:: Task description ::
Every line of the material is to be repeated exactly as it stands.

━━━ Exercise data ━━━

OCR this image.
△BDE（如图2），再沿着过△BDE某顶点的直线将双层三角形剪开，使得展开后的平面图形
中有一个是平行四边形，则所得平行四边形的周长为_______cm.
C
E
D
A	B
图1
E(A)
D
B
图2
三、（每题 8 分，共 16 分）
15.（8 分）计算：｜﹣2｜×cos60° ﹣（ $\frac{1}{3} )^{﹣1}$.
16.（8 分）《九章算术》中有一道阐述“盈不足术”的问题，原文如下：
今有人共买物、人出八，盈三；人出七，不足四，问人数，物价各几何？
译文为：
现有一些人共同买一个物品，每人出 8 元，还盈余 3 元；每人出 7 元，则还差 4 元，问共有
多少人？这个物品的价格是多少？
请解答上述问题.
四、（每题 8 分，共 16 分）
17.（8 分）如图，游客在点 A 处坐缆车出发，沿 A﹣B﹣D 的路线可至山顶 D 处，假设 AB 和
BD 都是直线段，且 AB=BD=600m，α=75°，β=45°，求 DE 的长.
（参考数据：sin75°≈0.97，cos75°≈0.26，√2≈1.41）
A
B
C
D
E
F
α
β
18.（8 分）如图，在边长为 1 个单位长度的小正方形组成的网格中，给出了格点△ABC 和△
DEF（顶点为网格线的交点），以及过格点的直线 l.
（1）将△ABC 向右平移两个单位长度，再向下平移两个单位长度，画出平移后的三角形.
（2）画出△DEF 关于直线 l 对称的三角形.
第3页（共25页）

━━━

:: Output of the exercise ::
OCR this image.
△BDE（如图2），再沿着过△BDE某顶点的直线将双层三角形剪开，使得展开后的平面图形
中有一个是平行四边形，则所得平行四边形的周长为_______cm.
C
E
D
A	B
图1
E(A)
D
B
图2
三、（每题 8 分，共 16 分）
15.（8 分）计算：｜﹣2｜×cos60° ﹣（ $\frac{1}{3} )^{﹣1}$.
16.（8 分）《九章算术》中有一道阐述“盈不足术”的问题，原文如下：
今有人共买物、人出八，盈三；人出七，不足四，问人数，物价各几何？
译文为：
现有一些人共同买一个物品，每人出 8 元，还盈余 3 元；每人出 7 元，则还差 4 元，问共有
多少人？这个物品的价格是多少？
请解答上述问题.
四、（每题 8 分，共 16 分）
17.（8 分）如图，游客在点 A 处坐缆车出发，沿 A﹣B﹣D 的路线可至山顶 D 处，假设 AB 和
BD 都是直线段，且 AB=BD=600m，α=75°，β=45°，求 DE 的长.
（参考数据：sin75°≈0.97，cos75°≈0.26，√2≈1.41）
A
B
C
D
E
F
α
β
18.（8 分）如图，在边长为 1 个单位长度的小正方形组成的网格中，给出了格点△ABC 和△
DEF（顶点为网格线的交点），以及过格点的直线 l.
（1）将△ABC 向右平移两个单位长度，再向下平移两个单位长度，画出平移后的三角形.
（2）画出△DEF 关于直线 l 对称的三角形.
第3页（共25页）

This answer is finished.